**EXERCISE**
The records below hold pictures; please leave those out and retype the rest exactly.
━━ SUPPLIED DATA
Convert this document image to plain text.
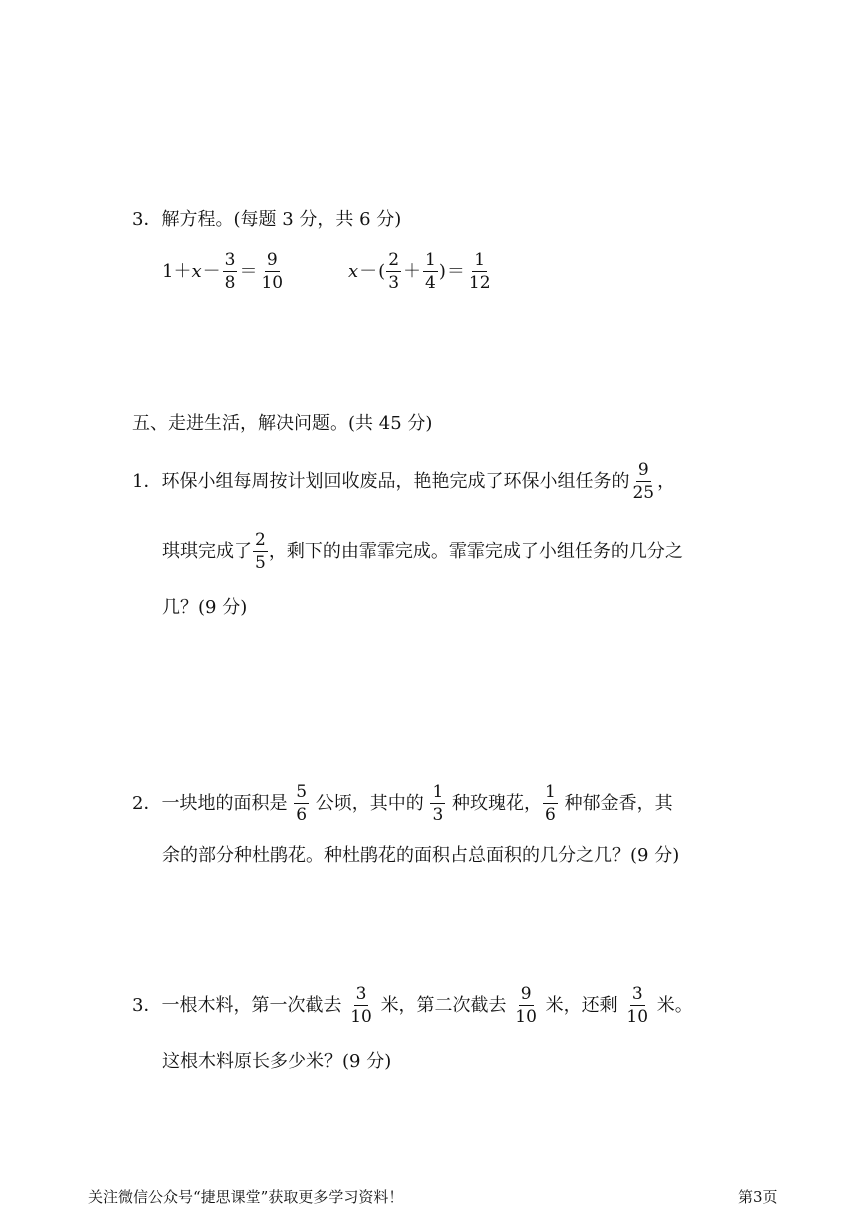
3．解方程。(每题 3 分，共 6 分)
$1+x- \frac{3}{8} = \frac{9}{10}$	$x-( \frac{2}{3} + \frac{1}{4}$ )＝ $\frac{1}{12}$
五、走进生活，解决问题。(共 45 分)
1．环保小组每周按计划回收废品，艳艳完成了环保小组任务的 $\frac{9}{25}$ ，
琪琪完成了 $\frac{2}{5}$ ，剩下的由霏霏完成。霏霏完成了小组任务的几分之
几？(9 分)
2．一块地的面积是 $\frac{5}{6}$ 公顷，其中的 $\frac{1}{3}$ 种玫瑰花， $\frac{1}{6}$ 种郁金香，其
余的部分种杜鹃花。种杜鹃花的面积占总面积的几分之几？(9 分)
3．一根木料，第一次截去 $\frac{3}{10}$ 米，第二次截去 $\frac{9}{10}$ 米，还剩 $\frac{3}{10}$ 米。
这根木料原长多少米？(9 分)
关注微信公众号“捷思课堂”获取更多学习资料！	第3页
━━━━
**ANSWER TO THE PROBLEM**
Convert this document image to plain text.
3．解方程。(每题 3 分，共 6 分)
$1+x- \frac{3}{8} = \frac{9}{10}$	$x-( \frac{2}{3} + \frac{1}{4}$ )＝ $\frac{1}{12}$
五、走进生活，解决问题。(共 45 分)
1．环保小组每周按计划回收废品，艳艳完成了环保小组任务的 $\frac{9}{25}$ ，
琪琪完成了 $\frac{2}{5}$ ，剩下的由霏霏完成。霏霏完成了小组任务的几分之
几？(9 分)
2．一块地的面积是 $\frac{5}{6}$ 公顷，其中的 $\frac{1}{3}$ 种玫瑰花， $\frac{1}{6}$ 种郁金香，其
余的部分种杜鹃花。种杜鹃花的面积占总面积的几分之几？(9 分)
3．一根木料，第一次截去 $\frac{3}{10}$ 米，第二次截去 $\frac{9}{10}$ 米，还剩 $\frac{3}{10}$ 米。
这根木料原长多少米？(9 分)
关注微信公众号“捷思课堂”获取更多学习资料！	第3页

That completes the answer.